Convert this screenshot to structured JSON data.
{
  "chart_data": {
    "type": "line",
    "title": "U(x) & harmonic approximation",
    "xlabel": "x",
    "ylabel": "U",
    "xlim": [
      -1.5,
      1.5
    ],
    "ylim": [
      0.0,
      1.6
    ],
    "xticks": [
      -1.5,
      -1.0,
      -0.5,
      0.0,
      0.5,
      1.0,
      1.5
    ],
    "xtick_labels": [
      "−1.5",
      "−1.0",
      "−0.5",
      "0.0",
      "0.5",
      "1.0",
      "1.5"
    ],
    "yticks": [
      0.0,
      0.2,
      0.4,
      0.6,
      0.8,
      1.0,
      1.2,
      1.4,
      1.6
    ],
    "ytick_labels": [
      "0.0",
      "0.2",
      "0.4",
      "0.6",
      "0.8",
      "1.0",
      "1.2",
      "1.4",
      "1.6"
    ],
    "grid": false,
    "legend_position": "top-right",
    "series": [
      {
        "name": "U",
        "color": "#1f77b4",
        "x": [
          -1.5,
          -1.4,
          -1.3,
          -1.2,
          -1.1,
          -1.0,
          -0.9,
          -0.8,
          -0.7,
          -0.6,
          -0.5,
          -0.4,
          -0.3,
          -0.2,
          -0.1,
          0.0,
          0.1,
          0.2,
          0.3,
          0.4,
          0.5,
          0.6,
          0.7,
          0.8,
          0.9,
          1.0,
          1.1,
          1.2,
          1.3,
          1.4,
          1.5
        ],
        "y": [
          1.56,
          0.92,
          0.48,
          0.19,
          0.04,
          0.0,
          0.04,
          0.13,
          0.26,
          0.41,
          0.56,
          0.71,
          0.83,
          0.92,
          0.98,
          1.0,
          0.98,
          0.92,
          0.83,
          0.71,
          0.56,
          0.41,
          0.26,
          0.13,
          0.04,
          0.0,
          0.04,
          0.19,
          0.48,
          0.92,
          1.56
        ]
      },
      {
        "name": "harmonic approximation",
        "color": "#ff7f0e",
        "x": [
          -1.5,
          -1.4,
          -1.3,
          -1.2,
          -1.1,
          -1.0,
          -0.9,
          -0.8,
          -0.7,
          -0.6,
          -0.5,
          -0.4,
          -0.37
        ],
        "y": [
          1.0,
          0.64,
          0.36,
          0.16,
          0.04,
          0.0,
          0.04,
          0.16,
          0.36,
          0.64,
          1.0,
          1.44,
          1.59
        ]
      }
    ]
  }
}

•••••

▶ Given instruction
Output the records above in their entirety, exactly.

▶ Reply
Convert this screenshot to structured JSON data.
{
  "chart_data": {
    "type": "line",
    "title": "U(x) & harmonic approximation",
    "xlabel": "x",
    "ylabel": "U",
    "xlim": [
      -1.5,
      1.5
    ],
    "ylim": [
      0.0,
      1.6
    ],
    "xticks": [
      -1.5,
      -1.0,
      -0.5,
      0.0,
      0.5,
      1.0,
      1.5
    ],
    "xtick_labels": [
      "−1.5",
      "−1.0",
      "−0.5",
      "0.0",
      "0.5",
      "1.0",
      "1.5"
    ],
    "yticks": [
      0.0,
      0.2,
      0.4,
      0.6,
      0.8,
      1.0,
      1.2,
      1.4,
      1.6
    ],
    "ytick_labels": [
      "0.0",
      "0.2",
      "0.4",
      "0.6",
      "0.8",
      "1.0",
      "1.2",
      "1.4",
      "1.6"
    ],
    "grid": false,
    "legend_position": "top-right",
    "series": [
      {
        "name": "U",
        "color": "#1f77b4",
        "x": [
          -1.5,
          -1.4,
          -1.3,
          -1.2,
          -1.1,
          -1.0,
          -0.9,
          -0.8,
          -0.7,
          -0.6,
          -0.5,
          -0.4,
          -0.3,
          -0.2,
          -0.1,
          0.0,
          0.1,
          0.2,
          0.3,
          0.4,
          0.5,
          0.6,
          0.7,
          0.8,
          0.9,
          1.0,
          1.1,
          1.2,
          1.3,
          1.4,
          1.5
        ],
        "y": [
          1.56,
          0.92,
          0.48,
          0.19,
          0.04,
          0.0,
          0.04,
          0.13,
          0.26,
          0.41,
          0.56,
          0.71,
          0.83,
          0.92,
          0.98,
          1.0,
          0.98,
          0.92,
          0.83,
          0.71,
          0.56,
          0.41,
          0.26,
          0.13,
          0.04,
          0.0,
          0.04,
          0.19,
          0.48,
          0.92,
          1.56
        ]
      },
      {
        "name": "harmonic approximation",
        "color": "#ff7f0e",
        "x": [
          -1.5,
          -1.4,
          -1.3,
          -1.2,
          -1.1,
          -1.0,
          -0.9,
          -0.8,
          -0.7,
          -0.6,
          -0.5,
          -0.4,
          -0.37
        ],
        "y": [
          1.0,
          0.64,
          0.36,
          0.16,
          0.04,
          0.0,
          0.04,
          0.16,
          0.36,
          0.64,
          1.0,
          1.44,
          1.59
        ]
      }
    ]
  }
}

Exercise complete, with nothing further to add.